[Extracted data]

==========

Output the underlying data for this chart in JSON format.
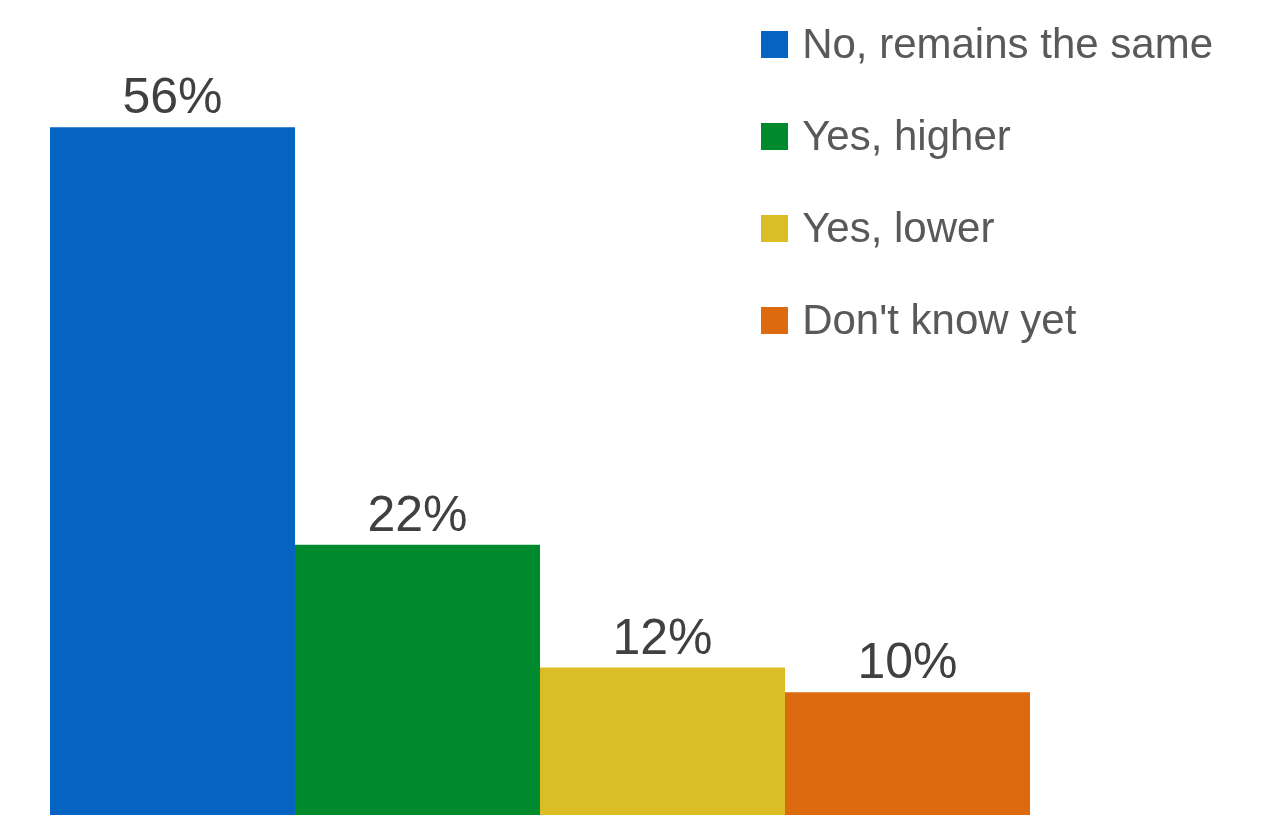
{
  "chart_data": {
    "type": "bar",
    "categories": [
      null
    ],
    "series": [
      {
        "name": "No, remains the same",
        "color": "#0563c1",
        "values": [
          56
        ],
        "value_labels": [
          "56%"
        ]
      },
      {
        "name": "Yes, higher",
        "color": "#008a2e",
        "values": [
          22
        ],
        "value_labels": [
          "22%"
        ]
      },
      {
        "name": "Yes, lower",
        "color": "#dbbd25",
        "values": [
          12
        ],
        "value_labels": [
          "12%"
        ]
      },
      {
        "name": "Don't know yet",
        "color": "#de6a10",
        "values": [
          10
        ],
        "value_labels": [
          "10%"
        ]
      }
    ],
    "grid": false,
    "legend": "top right"
  }
}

==========

Reproduce all the records verbatim, excluding images.

Output the underlying data for this chart in JSON format.
{
  "chart_data": {
    "type": "bar",
    "categories": [
      null
    ],
    "series": [
      {
        "name": "No, remains the same",
        "color": "#0563c1",
        "values": [
          56
        ],
        "value_labels": [
          "56%"
        ]
      },
      {
        "name": "Yes, higher",
        "color": "#008a2e",
        "values": [
          22
        ],
        "value_labels": [
          "22%"
        ]
      },
      {
        "name": "Yes, lower",
        "color": "#dbbd25",
        "values": [
          12
        ],
        "value_labels": [
          "12%"
        ]
      },
      {
        "name": "Don't know yet",
        "color": "#de6a10",
        "values": [
          10
        ],
        "value_labels": [
          "10%"
        ]
      }
    ],
    "grid": false,
    "legend": "top right"
  }
}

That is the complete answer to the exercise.